TASK. Every entry that follows needs to be repeated exactly.

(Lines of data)
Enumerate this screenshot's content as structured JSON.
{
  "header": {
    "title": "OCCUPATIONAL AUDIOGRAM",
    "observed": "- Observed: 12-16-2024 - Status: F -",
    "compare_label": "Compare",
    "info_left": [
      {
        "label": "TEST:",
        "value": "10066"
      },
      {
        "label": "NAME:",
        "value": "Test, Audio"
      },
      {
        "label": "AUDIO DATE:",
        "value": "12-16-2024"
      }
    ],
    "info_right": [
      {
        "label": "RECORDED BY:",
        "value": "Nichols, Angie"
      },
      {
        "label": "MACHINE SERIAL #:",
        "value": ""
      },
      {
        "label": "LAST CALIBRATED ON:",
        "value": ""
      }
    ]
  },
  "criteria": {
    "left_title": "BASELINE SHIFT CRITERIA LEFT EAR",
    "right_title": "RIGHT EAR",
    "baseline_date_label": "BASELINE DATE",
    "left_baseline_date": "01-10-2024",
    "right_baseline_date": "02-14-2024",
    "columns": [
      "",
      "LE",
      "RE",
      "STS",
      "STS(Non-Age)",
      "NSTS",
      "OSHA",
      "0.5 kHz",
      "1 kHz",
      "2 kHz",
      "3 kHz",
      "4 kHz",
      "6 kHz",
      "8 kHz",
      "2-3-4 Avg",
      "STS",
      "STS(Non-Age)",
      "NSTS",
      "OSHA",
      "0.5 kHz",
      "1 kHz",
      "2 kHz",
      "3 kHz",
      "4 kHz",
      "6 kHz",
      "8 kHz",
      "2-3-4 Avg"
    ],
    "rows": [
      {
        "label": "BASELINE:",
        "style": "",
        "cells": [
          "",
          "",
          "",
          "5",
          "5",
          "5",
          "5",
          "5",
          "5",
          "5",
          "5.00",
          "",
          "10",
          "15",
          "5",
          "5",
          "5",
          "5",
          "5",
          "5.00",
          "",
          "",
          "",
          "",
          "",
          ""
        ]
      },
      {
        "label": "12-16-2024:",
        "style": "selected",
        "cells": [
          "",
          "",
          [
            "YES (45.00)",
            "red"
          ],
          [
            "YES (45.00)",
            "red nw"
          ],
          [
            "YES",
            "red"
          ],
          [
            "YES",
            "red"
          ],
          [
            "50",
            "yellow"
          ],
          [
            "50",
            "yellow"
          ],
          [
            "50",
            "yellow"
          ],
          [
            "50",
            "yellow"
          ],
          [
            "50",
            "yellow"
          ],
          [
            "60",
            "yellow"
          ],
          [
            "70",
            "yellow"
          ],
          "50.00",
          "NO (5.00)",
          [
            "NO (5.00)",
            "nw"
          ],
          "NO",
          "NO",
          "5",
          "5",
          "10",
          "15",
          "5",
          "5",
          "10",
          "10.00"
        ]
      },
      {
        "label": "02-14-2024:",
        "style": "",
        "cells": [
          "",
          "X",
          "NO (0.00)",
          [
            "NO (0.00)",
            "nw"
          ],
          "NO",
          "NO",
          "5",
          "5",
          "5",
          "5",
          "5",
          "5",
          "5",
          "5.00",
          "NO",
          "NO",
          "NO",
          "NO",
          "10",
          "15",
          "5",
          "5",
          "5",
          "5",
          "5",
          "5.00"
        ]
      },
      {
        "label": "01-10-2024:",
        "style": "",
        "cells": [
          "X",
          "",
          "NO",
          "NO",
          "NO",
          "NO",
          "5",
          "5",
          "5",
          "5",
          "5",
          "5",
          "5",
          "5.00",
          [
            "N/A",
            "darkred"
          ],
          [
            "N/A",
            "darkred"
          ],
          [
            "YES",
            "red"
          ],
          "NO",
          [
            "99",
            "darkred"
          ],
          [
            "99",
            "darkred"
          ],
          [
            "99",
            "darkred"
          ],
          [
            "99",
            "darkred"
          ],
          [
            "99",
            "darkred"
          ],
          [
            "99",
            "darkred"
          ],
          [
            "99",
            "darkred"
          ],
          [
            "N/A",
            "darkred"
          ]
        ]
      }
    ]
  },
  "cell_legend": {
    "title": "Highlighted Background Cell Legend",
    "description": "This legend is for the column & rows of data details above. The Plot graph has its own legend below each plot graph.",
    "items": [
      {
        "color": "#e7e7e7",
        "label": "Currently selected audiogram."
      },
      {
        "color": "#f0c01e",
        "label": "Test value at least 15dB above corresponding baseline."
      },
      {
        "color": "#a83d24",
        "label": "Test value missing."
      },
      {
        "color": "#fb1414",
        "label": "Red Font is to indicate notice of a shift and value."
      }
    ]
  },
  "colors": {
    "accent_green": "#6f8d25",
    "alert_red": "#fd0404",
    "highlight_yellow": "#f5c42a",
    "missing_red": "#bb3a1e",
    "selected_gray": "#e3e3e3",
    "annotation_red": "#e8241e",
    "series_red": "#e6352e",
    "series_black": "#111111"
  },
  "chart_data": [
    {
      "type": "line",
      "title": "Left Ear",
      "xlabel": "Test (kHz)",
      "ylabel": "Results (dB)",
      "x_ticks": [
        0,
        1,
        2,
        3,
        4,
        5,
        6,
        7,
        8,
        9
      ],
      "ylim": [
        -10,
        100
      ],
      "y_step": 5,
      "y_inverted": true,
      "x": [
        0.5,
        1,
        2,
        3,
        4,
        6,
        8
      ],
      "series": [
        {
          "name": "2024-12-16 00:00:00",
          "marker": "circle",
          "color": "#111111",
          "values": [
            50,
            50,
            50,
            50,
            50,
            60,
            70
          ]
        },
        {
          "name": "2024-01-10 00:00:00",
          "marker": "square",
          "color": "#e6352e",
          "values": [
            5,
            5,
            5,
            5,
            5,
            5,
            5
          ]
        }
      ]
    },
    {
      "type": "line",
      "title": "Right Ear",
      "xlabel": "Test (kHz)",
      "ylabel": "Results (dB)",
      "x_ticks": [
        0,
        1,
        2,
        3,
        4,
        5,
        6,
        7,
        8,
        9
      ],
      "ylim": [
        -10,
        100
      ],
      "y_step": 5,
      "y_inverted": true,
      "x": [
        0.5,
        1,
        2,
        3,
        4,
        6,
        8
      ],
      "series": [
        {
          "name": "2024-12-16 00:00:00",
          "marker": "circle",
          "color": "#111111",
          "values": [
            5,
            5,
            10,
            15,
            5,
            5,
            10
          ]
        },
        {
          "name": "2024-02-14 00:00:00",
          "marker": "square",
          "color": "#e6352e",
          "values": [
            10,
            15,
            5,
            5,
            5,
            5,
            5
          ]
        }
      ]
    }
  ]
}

RESULT BELOW.
Enumerate this screenshot's content as structured JSON.
{
  "header": {
    "title": "OCCUPATIONAL AUDIOGRAM",
    "observed": "- Observed: 12-16-2024 - Status: F -",
    "compare_label": "Compare",
    "info_left": [
      {
        "label": "TEST:",
        "value": "10066"
      },
      {
        "label": "NAME:",
        "value": "Test, Audio"
      },
      {
        "label": "AUDIO DATE:",
        "value": "12-16-2024"
      }
    ],
    "info_right": [
      {
        "label": "RECORDED BY:",
        "value": "Nichols, Angie"
      },
      {
        "label": "MACHINE SERIAL #:",
        "value": ""
      },
      {
        "label": "LAST CALIBRATED ON:",
        "value": ""
      }
    ]
  },
  "criteria": {
    "left_title": "BASELINE SHIFT CRITERIA LEFT EAR",
    "right_title": "RIGHT EAR",
    "baseline_date_label": "BASELINE DATE",
    "left_baseline_date": "01-10-2024",
    "right_baseline_date": "02-14-2024",
    "columns": [
      "",
      "LE",
      "RE",
      "STS",
      "STS(Non-Age)",
      "NSTS",
      "OSHA",
      "0.5 kHz",
      "1 kHz",
      "2 kHz",
      "3 kHz",
      "4 kHz",
      "6 kHz",
      "8 kHz",
      "2-3-4 Avg",
      "STS",
      "STS(Non-Age)",
      "NSTS",
      "OSHA",
      "0.5 kHz",
      "1 kHz",
      "2 kHz",
      "3 kHz",
      "4 kHz",
      "6 kHz",
      "8 kHz",
      "2-3-4 Avg"
    ],
    "rows": [
      {
        "label": "BASELINE:",
        "style": "",
        "cells": [
          "",
          "",
          "",
          "5",
          "5",
          "5",
          "5",
          "5",
          "5",
          "5",
          "5.00",
          "",
          "10",
          "15",
          "5",
          "5",
          "5",
          "5",
          "5",
          "5.00",
          "",
          "",
          "",
          "",
          "",
          ""
        ]
      },
      {
        "label": "12-16-2024:",
        "style": "selected",
        "cells": [
          "",
          "",
          [
            "YES (45.00)",
            "red"
          ],
          [
            "YES (45.00)",
            "red nw"
          ],
          [
            "YES",
            "red"
          ],
          [
            "YES",
            "red"
          ],
          [
            "50",
            "yellow"
          ],
          [
            "50",
            "yellow"
          ],
          [
            "50",
            "yellow"
          ],
          [
            "50",
            "yellow"
          ],
          [
            "50",
            "yellow"
          ],
          [
            "60",
            "yellow"
          ],
          [
            "70",
            "yellow"
          ],
          "50.00",
          "NO (5.00)",
          [
            "NO (5.00)",
            "nw"
          ],
          "NO",
          "NO",
          "5",
          "5",
          "10",
          "15",
          "5",
          "5",
          "10",
          "10.00"
        ]
      },
      {
        "label": "02-14-2024:",
        "style": "",
        "cells": [
          "",
          "X",
          "NO (0.00)",
          [
            "NO (0.00)",
            "nw"
          ],
          "NO",
          "NO",
          "5",
          "5",
          "5",
          "5",
          "5",
          "5",
          "5",
          "5.00",
          "NO",
          "NO",
          "NO",
          "NO",
          "10",
          "15",
          "5",
          "5",
          "5",
          "5",
          "5",
          "5.00"
        ]
      },
      {
        "label": "01-10-2024:",
        "style": "",
        "cells": [
          "X",
          "",
          "NO",
          "NO",
          "NO",
          "NO",
          "5",
          "5",
          "5",
          "5",
          "5",
          "5",
          "5",
          "5.00",
          [
            "N/A",
            "darkred"
          ],
          [
            "N/A",
            "darkred"
          ],
          [
            "YES",
            "red"
          ],
          "NO",
          [
            "99",
            "darkred"
          ],
          [
            "99",
            "darkred"
          ],
          [
            "99",
            "darkred"
          ],
          [
            "99",
            "darkred"
          ],
          [
            "99",
            "darkred"
          ],
          [
            "99",
            "darkred"
          ],
          [
            "99",
            "darkred"
          ],
          [
            "N/A",
            "darkred"
          ]
        ]
      }
    ]
  },
  "cell_legend": {
    "title": "Highlighted Background Cell Legend",
    "description": "This legend is for the column & rows of data details above. The Plot graph has its own legend below each plot graph.",
    "items": [
      {
        "color": "#e7e7e7",
        "label": "Currently selected audiogram."
      },
      {
        "color": "#f0c01e",
        "label": "Test value at least 15dB above corresponding baseline."
      },
      {
        "color": "#a83d24",
        "label": "Test value missing."
      },
      {
        "color": "#fb1414",
        "label": "Red Font is to indicate notice of a shift and value."
      }
    ]
  },
  "colors": {
    "accent_green": "#6f8d25",
    "alert_red": "#fd0404",
    "highlight_yellow": "#f5c42a",
    "missing_red": "#bb3a1e",
    "selected_gray": "#e3e3e3",
    "annotation_red": "#e8241e",
    "series_red": "#e6352e",
    "series_black": "#111111"
  },
  "chart_data": [
    {
      "type": "line",
      "title": "Left Ear",
      "xlabel": "Test (kHz)",
      "ylabel": "Results (dB)",
      "x_ticks": [
        0,
        1,
        2,
        3,
        4,
        5,
        6,
        7,
        8,
        9
      ],
      "ylim": [
        -10,
        100
      ],
      "y_step": 5,
      "y_inverted": true,
      "x": [
        0.5,
        1,
        2,
        3,
        4,
        6,
        8
      ],
      "series": [
        {
          "name": "2024-12-16 00:00:00",
          "marker": "circle",
          "color": "#111111",
          "values": [
            50,
            50,
            50,
            50,
            50,
            60,
            70
          ]
        },
        {
          "name": "2024-01-10 00:00:00",
          "marker": "square",
          "color": "#e6352e",
          "values": [
            5,
            5,
            5,
            5,
            5,
            5,
            5
          ]
        }
      ]
    },
    {
      "type": "line",
      "title": "Right Ear",
      "xlabel": "Test (kHz)",
      "ylabel": "Results (dB)",
      "x_ticks": [
        0,
        1,
        2,
        3,
        4,
        5,
        6,
        7,
        8,
        9
      ],
      "ylim": [
        -10,
        100
      ],
      "y_step": 5,
      "y_inverted": true,
      "x": [
        0.5,
        1,
        2,
        3,
        4,
        6,
        8
      ],
      "series": [
        {
          "name": "2024-12-16 00:00:00",
          "marker": "circle",
          "color": "#111111",
          "values": [
            5,
            5,
            10,
            15,
            5,
            5,
            10
          ]
        },
        {
          "name": "2024-02-14 00:00:00",
          "marker": "square",
          "color": "#e6352e",
          "values": [
            10,
            15,
            5,
            5,
            5,
            5,
            5
          ]
        }
      ]
    }
  ]
}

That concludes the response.